▸ Instructions for the task: Only the lines from the one bearing "Read this page and output its text content." to the final line should be transcribed, exactly and with both ends included. Pictures are to be left out.

(Extracted records)
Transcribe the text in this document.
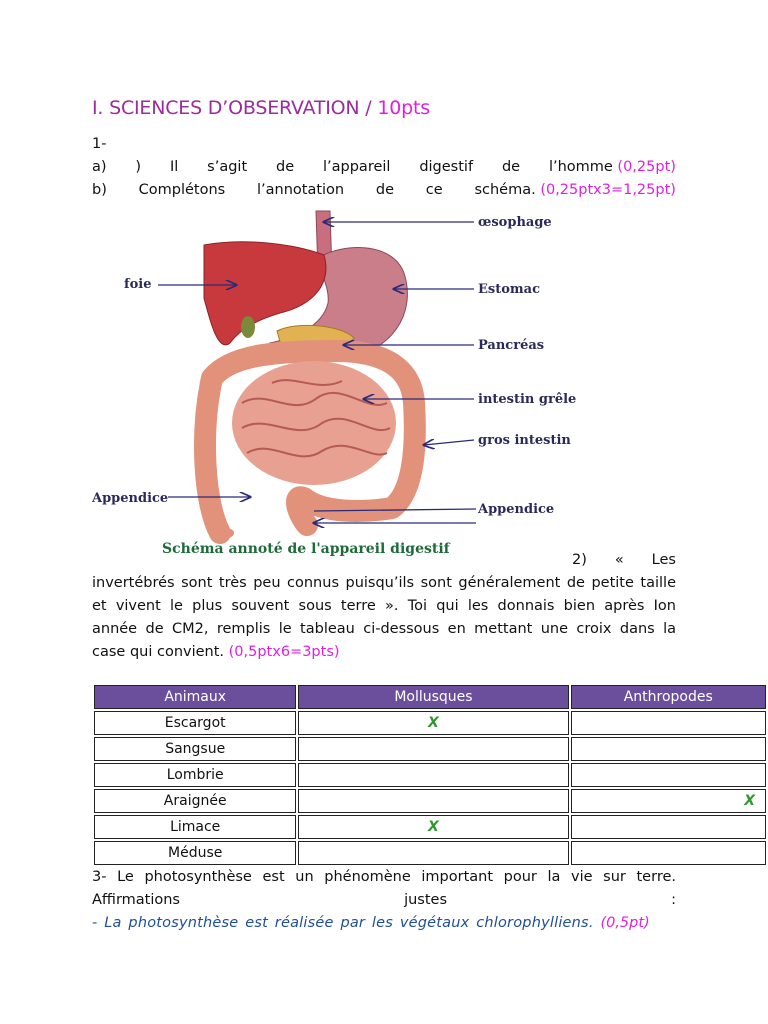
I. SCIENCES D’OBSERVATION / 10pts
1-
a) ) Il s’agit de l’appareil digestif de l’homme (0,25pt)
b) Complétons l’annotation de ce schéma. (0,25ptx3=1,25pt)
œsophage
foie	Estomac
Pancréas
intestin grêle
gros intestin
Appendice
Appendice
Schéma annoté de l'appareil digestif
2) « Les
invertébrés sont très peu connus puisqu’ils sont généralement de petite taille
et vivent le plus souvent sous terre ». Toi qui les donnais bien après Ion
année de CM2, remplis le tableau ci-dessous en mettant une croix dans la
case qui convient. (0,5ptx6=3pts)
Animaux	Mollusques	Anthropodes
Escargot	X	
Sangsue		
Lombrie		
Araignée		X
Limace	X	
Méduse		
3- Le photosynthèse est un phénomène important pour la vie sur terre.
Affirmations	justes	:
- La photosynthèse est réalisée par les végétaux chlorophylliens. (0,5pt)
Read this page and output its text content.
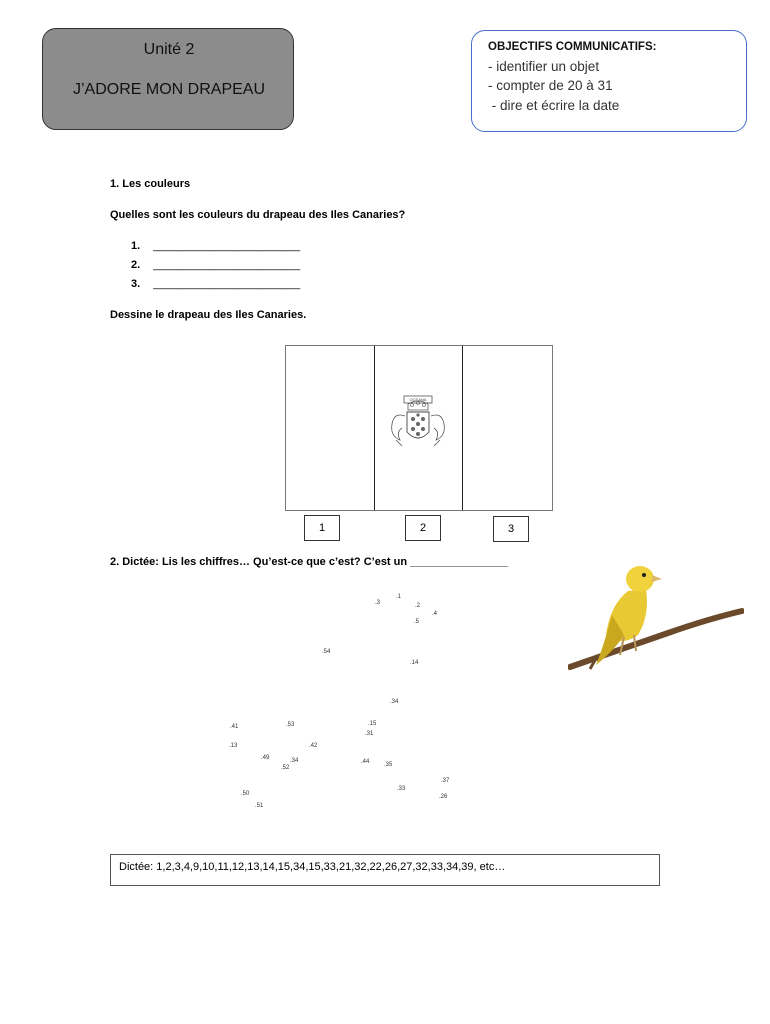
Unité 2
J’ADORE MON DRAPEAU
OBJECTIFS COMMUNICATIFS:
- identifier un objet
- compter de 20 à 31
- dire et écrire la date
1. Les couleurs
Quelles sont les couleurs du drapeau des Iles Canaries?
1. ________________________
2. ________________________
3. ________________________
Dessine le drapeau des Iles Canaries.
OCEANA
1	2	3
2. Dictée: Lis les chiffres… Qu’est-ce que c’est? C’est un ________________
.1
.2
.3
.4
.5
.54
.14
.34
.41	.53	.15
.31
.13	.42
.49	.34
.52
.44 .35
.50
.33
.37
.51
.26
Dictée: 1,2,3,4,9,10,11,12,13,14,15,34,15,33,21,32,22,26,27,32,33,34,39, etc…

▸ Answer in full:
Read this page and output its text content.
Unité 2
J’ADORE MON DRAPEAU
OBJECTIFS COMMUNICATIFS:
- identifier un objet
- compter de 20 à 31
- dire et écrire la date
1. Les couleurs
Quelles sont les couleurs du drapeau des Iles Canaries?
1. ________________________
2. ________________________
3. ________________________
Dessine le drapeau des Iles Canaries.
OCEANA
1	2	3
2. Dictée: Lis les chiffres… Qu’est-ce que c’est? C’est un ________________
.1
.2
.3
.4
.5
.54
.14
.34
.41	.53	.15
.31
.13	.42
.49	.34
.52
.44 .35
.50
.33
.37
.51
.26
Dictée: 1,2,3,4,9,10,11,12,13,14,15,34,15,33,21,32,22,26,27,32,33,34,39, etc…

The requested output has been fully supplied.